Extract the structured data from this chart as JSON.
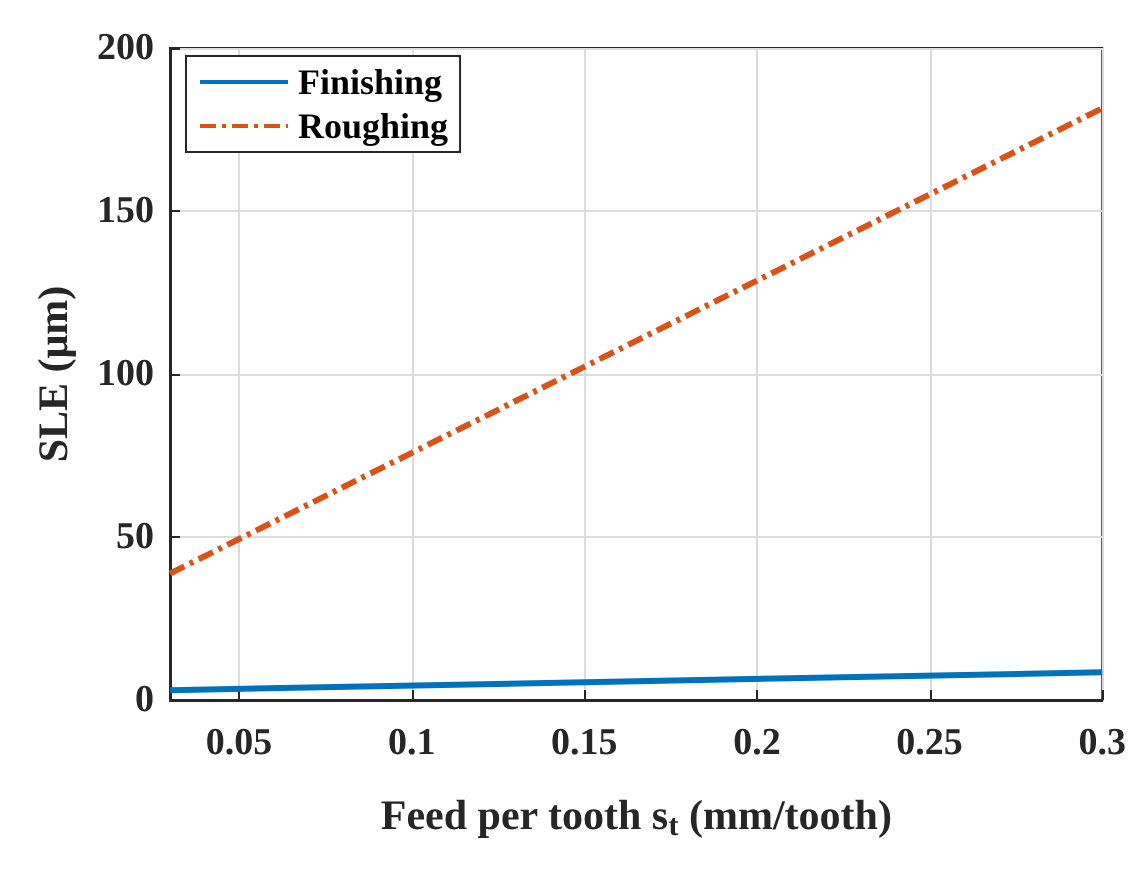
{
  "chart_data": {
    "type": "line",
    "xlabel": "Feed per tooth s$_{t}$ (mm/tooth)",
    "ylabel": "SLE (μm)",
    "xlim": [
      0.03,
      0.3
    ],
    "xticks": [
      0.05,
      0.1,
      0.15,
      0.2,
      0.25,
      0.3
    ],
    "ylim": [
      0,
      200
    ],
    "yticks": [
      0,
      50,
      100,
      150,
      200
    ],
    "grid": true,
    "legend": "top left",
    "x": [
      0.03,
      0.3
    ],
    "series": [
      {
        "name": "Finishing",
        "color": "#0072bd",
        "line_style": "solid",
        "values": [
          3,
          8.5
        ]
      },
      {
        "name": "Roughing",
        "color": "#d95319",
        "line_style": "dashed",
        "values": [
          38.8,
          181.5
        ]
      }
    ]
  }
}
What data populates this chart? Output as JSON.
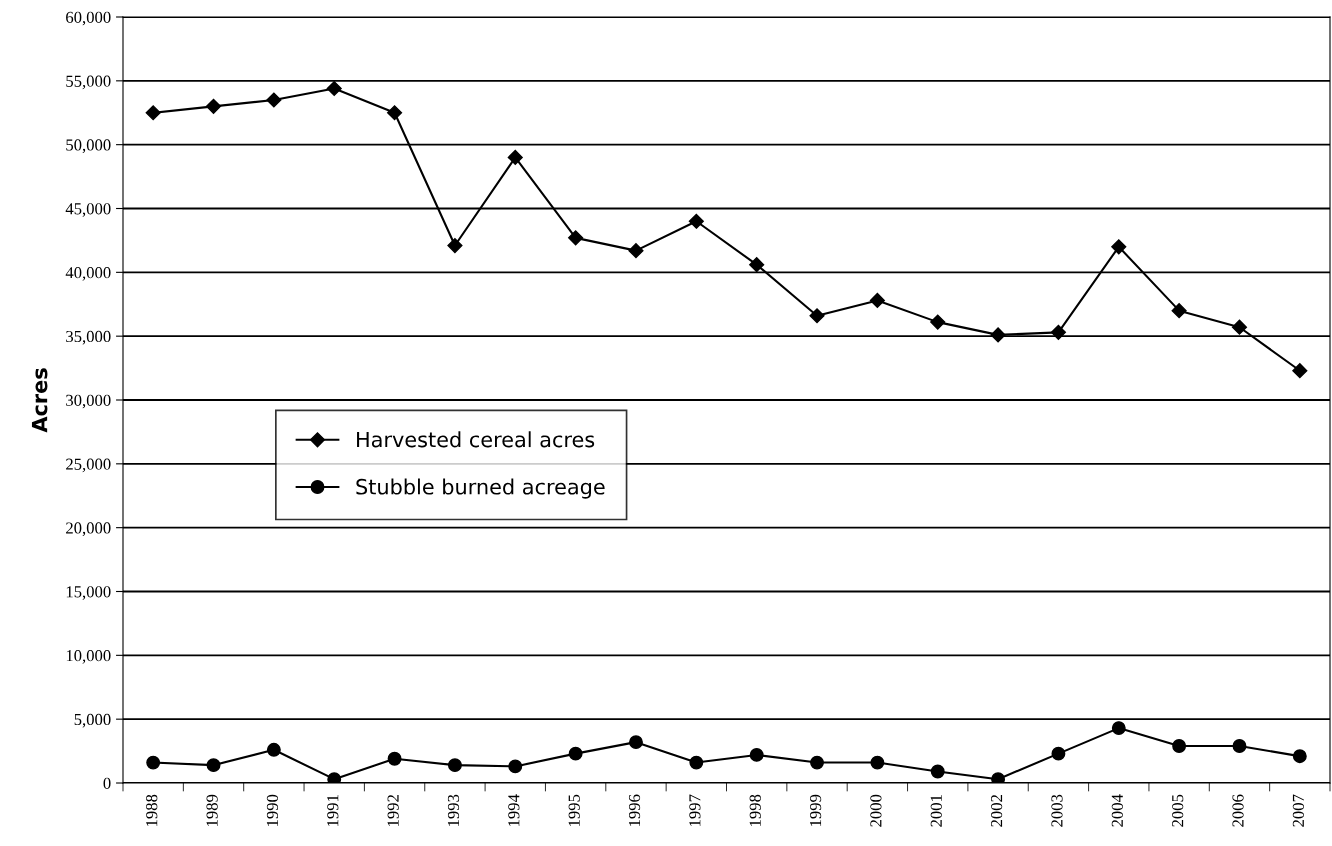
{
  "chart_data": {
    "type": "line",
    "ylabel": "Acres",
    "categories": [
      "1988",
      "1989",
      "1990",
      "1991",
      "1992",
      "1993",
      "1994",
      "1995",
      "1996",
      "1997",
      "1998",
      "1999",
      "2000",
      "2001",
      "2002",
      "2003",
      "2004",
      "2005",
      "2006",
      "2007"
    ],
    "series": [
      {
        "name": "Harvested cereal acres",
        "color": "#000000",
        "marker": "diamond",
        "values": [
          52500,
          53000,
          53500,
          54400,
          52500,
          42100,
          49000,
          42700,
          41700,
          44000,
          40600,
          36600,
          37800,
          36100,
          35100,
          35300,
          42000,
          37000,
          35700,
          32300
        ]
      },
      {
        "name": "Stubble burned acreage",
        "color": "#000000",
        "marker": "circle",
        "values": [
          1600,
          1400,
          2600,
          300,
          1900,
          1400,
          1300,
          2300,
          3200,
          1600,
          2200,
          1600,
          1600,
          900,
          300,
          2300,
          4300,
          2900,
          2900,
          2100
        ]
      }
    ],
    "ylim": [
      0,
      60000
    ],
    "yticks": [
      {
        "value": 0,
        "label": "0"
      },
      {
        "value": 5000,
        "label": "5,000"
      },
      {
        "value": 10000,
        "label": "10,000"
      },
      {
        "value": 15000,
        "label": "15,000"
      },
      {
        "value": 20000,
        "label": "20,000"
      },
      {
        "value": 25000,
        "label": "25,000"
      },
      {
        "value": 30000,
        "label": "30,000"
      },
      {
        "value": 35000,
        "label": "35,000"
      },
      {
        "value": 40000,
        "label": "40,000"
      },
      {
        "value": 45000,
        "label": "45,000"
      },
      {
        "value": 50000,
        "label": "50,000"
      },
      {
        "value": 55000,
        "label": "55,000"
      },
      {
        "value": 60000,
        "label": "60,000"
      }
    ],
    "grid": "y",
    "legend": "center left",
    "line_style": "solid"
  }
}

--- THE EXERCISE ---
Write out all the records again, exactly, minus any pictures.

--- RESPONSE ---
Extract the structured data from this chart as JSON.
{
  "chart_data": {
    "type": "line",
    "xlabel": "Feed per tooth s$_{t}$ (mm/tooth)",
    "ylabel": "SLE (μm)",
    "xlim": [
      0.03,
      0.3
    ],
    "xticks": [
      0.05,
      0.1,
      0.15,
      0.2,
      0.25,
      0.3
    ],
    "ylim": [
      0,
      200
    ],
    "yticks": [
      0,
      50,
      100,
      150,
      200
    ],
    "grid": true,
    "legend": "top left",
    "x": [
      0.03,
      0.3
    ],
    "series": [
      {
        "name": "Finishing",
        "color": "#0072bd",
        "line_style": "solid",
        "values": [
          3,
          8.5
        ]
      },
      {
        "name": "Roughing",
        "color": "#d95319",
        "line_style": "dashed",
        "values": [
          38.8,
          181.5
        ]
      }
    ]
  }
}
What data populates this chart? Output as JSON.
{
  "chart_data": {
    "type": "line",
    "ylabel": "Acres",
    "categories": [
      "1988",
      "1989",
      "1990",
      "1991",
      "1992",
      "1993",
      "1994",
      "1995",
      "1996",
      "1997",
      "1998",
      "1999",
      "2000",
      "2001",
      "2002",
      "2003",
      "2004",
      "2005",
      "2006",
      "2007"
    ],
    "series": [
      {
        "name": "Harvested cereal acres",
        "color": "#000000",
        "marker": "diamond",
        "values": [
          52500,
          53000,
          53500,
          54400,
          52500,
          42100,
          49000,
          42700,
          41700,
          44000,
          40600,
          36600,
          37800,
          36100,
          35100,
          35300,
          42000,
          37000,
          35700,
          32300
        ]
      },
      {
        "name": "Stubble burned acreage",
        "color": "#000000",
        "marker": "circle",
        "values": [
          1600,
          1400,
          2600,
          300,
          1900,
          1400,
          1300,
          2300,
          3200,
          1600,
          2200,
          1600,
          1600,
          900,
          300,
          2300,
          4300,
          2900,
          2900,
          2100
        ]
      }
    ],
    "ylim": [
      0,
      60000
    ],
    "yticks": [
      {
        "value": 0,
        "label": "0"
      },
      {
        "value": 5000,
        "label": "5,000"
      },
      {
        "value": 10000,
        "label": "10,000"
      },
      {
        "value": 15000,
        "label": "15,000"
      },
      {
        "value": 20000,
        "label": "20,000"
      },
      {
        "value": 25000,
        "label": "25,000"
      },
      {
        "value": 30000,
        "label": "30,000"
      },
      {
        "value": 35000,
        "label": "35,000"
      },
      {
        "value": 40000,
        "label": "40,000"
      },
      {
        "value": 45000,
        "label": "45,000"
      },
      {
        "value": 50000,
        "label": "50,000"
      },
      {
        "value": 55000,
        "label": "55,000"
      },
      {
        "value": 60000,
        "label": "60,000"
      }
    ],
    "grid": "y",
    "legend": "center left",
    "line_style": "solid"
  }
}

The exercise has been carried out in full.